▶ **Aim**:
What follows is a set of entries. Give them again exactly, without the pictures.

▶ **Given entries**:
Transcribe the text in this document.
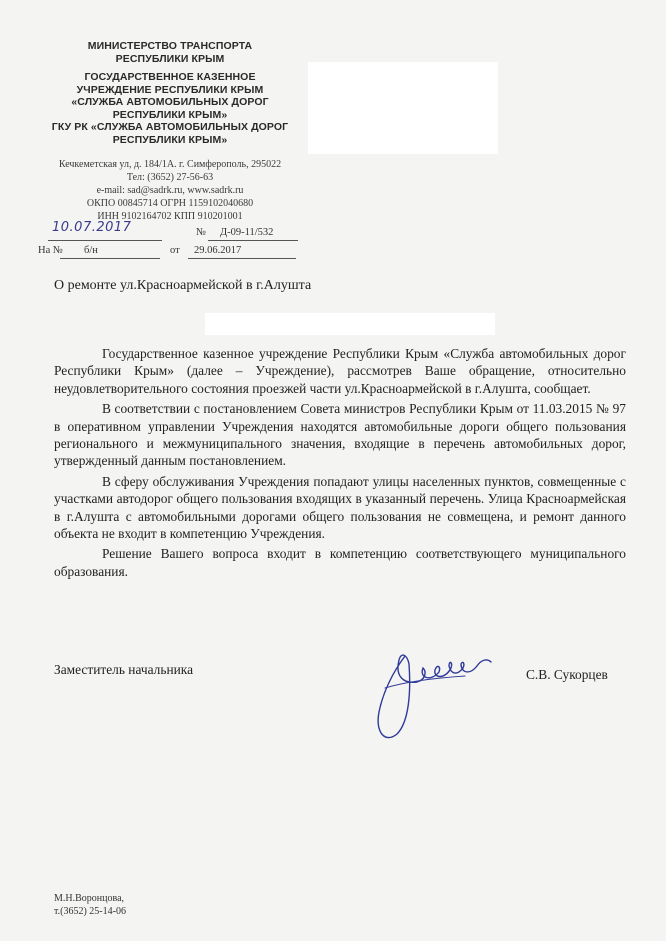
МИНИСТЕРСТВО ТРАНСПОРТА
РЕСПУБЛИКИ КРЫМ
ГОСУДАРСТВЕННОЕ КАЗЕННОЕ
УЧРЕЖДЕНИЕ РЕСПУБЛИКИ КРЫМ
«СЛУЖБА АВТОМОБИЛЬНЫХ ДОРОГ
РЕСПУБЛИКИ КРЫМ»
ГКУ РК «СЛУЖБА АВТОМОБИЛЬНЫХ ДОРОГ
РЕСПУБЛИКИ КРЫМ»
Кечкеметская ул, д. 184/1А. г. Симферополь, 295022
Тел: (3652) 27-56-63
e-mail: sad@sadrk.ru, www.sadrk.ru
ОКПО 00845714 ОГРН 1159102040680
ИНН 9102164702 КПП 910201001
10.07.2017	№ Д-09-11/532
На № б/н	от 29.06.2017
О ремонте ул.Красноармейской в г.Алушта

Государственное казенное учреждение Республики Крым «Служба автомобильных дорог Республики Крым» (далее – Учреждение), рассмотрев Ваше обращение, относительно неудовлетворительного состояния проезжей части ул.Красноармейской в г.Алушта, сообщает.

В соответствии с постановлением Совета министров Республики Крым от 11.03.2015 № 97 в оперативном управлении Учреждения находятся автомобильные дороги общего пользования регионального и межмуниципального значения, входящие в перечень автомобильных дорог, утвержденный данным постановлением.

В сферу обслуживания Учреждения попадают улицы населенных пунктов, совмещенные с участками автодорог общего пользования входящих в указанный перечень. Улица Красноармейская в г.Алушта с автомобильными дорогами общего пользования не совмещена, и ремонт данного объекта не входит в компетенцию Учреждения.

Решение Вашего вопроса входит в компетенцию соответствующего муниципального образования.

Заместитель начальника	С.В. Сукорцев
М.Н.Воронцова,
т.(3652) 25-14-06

▶ **Response**:
Transcribe the text in this document.
МИНИСТЕРСТВО ТРАНСПОРТА
РЕСПУБЛИКИ КРЫМ
ГОСУДАРСТВЕННОЕ КАЗЕННОЕ
УЧРЕЖДЕНИЕ РЕСПУБЛИКИ КРЫМ
«СЛУЖБА АВТОМОБИЛЬНЫХ ДОРОГ
РЕСПУБЛИКИ КРЫМ»
ГКУ РК «СЛУЖБА АВТОМОБИЛЬНЫХ ДОРОГ
РЕСПУБЛИКИ КРЫМ»
Кечкеметская ул, д. 184/1А. г. Симферополь, 295022
Тел: (3652) 27-56-63
e-mail: sad@sadrk.ru, www.sadrk.ru
ОКПО 00845714 ОГРН 1159102040680
ИНН 9102164702 КПП 910201001
10.07.2017	№ Д-09-11/532
На № б/н	от 29.06.2017
О ремонте ул.Красноармейской в г.Алушта

Государственное казенное учреждение Республики Крым «Служба автомобильных дорог Республики Крым» (далее – Учреждение), рассмотрев Ваше обращение, относительно неудовлетворительного состояния проезжей части ул.Красноармейской в г.Алушта, сообщает.

В соответствии с постановлением Совета министров Республики Крым от 11.03.2015 № 97 в оперативном управлении Учреждения находятся автомобильные дороги общего пользования регионального и межмуниципального значения, входящие в перечень автомобильных дорог, утвержденный данным постановлением.

В сферу обслуживания Учреждения попадают улицы населенных пунктов, совмещенные с участками автодорог общего пользования входящих в указанный перечень. Улица Красноармейская в г.Алушта с автомобильными дорогами общего пользования не совмещена, и ремонт данного объекта не входит в компетенцию Учреждения.

Решение Вашего вопроса входит в компетенцию соответствующего муниципального образования.

Заместитель начальника	С.В. Сукорцев
М.Н.Воронцова,
т.(3652) 25-14-06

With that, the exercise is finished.